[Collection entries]
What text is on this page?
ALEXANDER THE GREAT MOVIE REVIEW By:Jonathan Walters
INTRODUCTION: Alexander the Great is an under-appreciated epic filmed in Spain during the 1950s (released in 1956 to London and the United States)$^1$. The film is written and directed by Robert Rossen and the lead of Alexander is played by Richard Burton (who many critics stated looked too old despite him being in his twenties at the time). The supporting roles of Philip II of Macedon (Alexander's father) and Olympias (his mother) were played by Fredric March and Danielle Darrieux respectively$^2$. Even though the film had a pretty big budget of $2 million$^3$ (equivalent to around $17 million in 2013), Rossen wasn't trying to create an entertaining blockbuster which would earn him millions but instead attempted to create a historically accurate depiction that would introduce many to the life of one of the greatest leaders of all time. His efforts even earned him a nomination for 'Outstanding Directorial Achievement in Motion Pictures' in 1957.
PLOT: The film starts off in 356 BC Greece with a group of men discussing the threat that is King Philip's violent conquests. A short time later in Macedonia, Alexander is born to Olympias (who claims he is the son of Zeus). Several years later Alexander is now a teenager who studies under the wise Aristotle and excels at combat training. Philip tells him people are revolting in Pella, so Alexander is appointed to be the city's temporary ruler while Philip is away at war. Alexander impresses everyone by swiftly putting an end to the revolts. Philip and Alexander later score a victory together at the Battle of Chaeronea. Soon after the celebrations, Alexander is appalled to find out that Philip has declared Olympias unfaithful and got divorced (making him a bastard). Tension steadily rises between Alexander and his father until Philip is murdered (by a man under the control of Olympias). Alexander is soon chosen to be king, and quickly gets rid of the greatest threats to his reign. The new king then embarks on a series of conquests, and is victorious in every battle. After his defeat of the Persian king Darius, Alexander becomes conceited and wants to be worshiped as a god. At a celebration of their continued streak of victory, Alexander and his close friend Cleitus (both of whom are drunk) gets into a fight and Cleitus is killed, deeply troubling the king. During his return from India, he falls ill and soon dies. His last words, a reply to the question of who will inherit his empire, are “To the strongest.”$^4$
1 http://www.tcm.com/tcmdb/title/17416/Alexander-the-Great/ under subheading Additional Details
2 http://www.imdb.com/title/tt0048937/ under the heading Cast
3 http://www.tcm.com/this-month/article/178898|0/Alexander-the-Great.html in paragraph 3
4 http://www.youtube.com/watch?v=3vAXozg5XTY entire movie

WHAT THIS TASK INVOLVES »
Copy the material above verbatim.

RESPONSE TO THE EXERCISE »
What text is on this page?
ALEXANDER THE GREAT MOVIE REVIEW By:Jonathan Walters
INTRODUCTION: Alexander the Great is an under-appreciated epic filmed in Spain during the 1950s (released in 1956 to London and the United States)$^1$. The film is written and directed by Robert Rossen and the lead of Alexander is played by Richard Burton (who many critics stated looked too old despite him being in his twenties at the time). The supporting roles of Philip II of Macedon (Alexander's father) and Olympias (his mother) were played by Fredric March and Danielle Darrieux respectively$^2$. Even though the film had a pretty big budget of $2 million$^3$ (equivalent to around $17 million in 2013), Rossen wasn't trying to create an entertaining blockbuster which would earn him millions but instead attempted to create a historically accurate depiction that would introduce many to the life of one of the greatest leaders of all time. His efforts even earned him a nomination for 'Outstanding Directorial Achievement in Motion Pictures' in 1957.
PLOT: The film starts off in 356 BC Greece with a group of men discussing the threat that is King Philip's violent conquests. A short time later in Macedonia, Alexander is born to Olympias (who claims he is the son of Zeus). Several years later Alexander is now a teenager who studies under the wise Aristotle and excels at combat training. Philip tells him people are revolting in Pella, so Alexander is appointed to be the city's temporary ruler while Philip is away at war. Alexander impresses everyone by swiftly putting an end to the revolts. Philip and Alexander later score a victory together at the Battle of Chaeronea. Soon after the celebrations, Alexander is appalled to find out that Philip has declared Olympias unfaithful and got divorced (making him a bastard). Tension steadily rises between Alexander and his father until Philip is murdered (by a man under the control of Olympias). Alexander is soon chosen to be king, and quickly gets rid of the greatest threats to his reign. The new king then embarks on a series of conquests, and is victorious in every battle. After his defeat of the Persian king Darius, Alexander becomes conceited and wants to be worshiped as a god. At a celebration of their continued streak of victory, Alexander and his close friend Cleitus (both of whom are drunk) gets into a fight and Cleitus is killed, deeply troubling the king. During his return from India, he falls ill and soon dies. His last words, a reply to the question of who will inherit his empire, are “To the strongest.”$^4$
1 http://www.tcm.com/tcmdb/title/17416/Alexander-the-Great/ under subheading Additional Details
2 http://www.imdb.com/title/tt0048937/ under the heading Cast
3 http://www.tcm.com/this-month/article/178898|0/Alexander-the-Great.html in paragraph 3
4 http://www.youtube.com/watch?v=3vAXozg5XTY entire movie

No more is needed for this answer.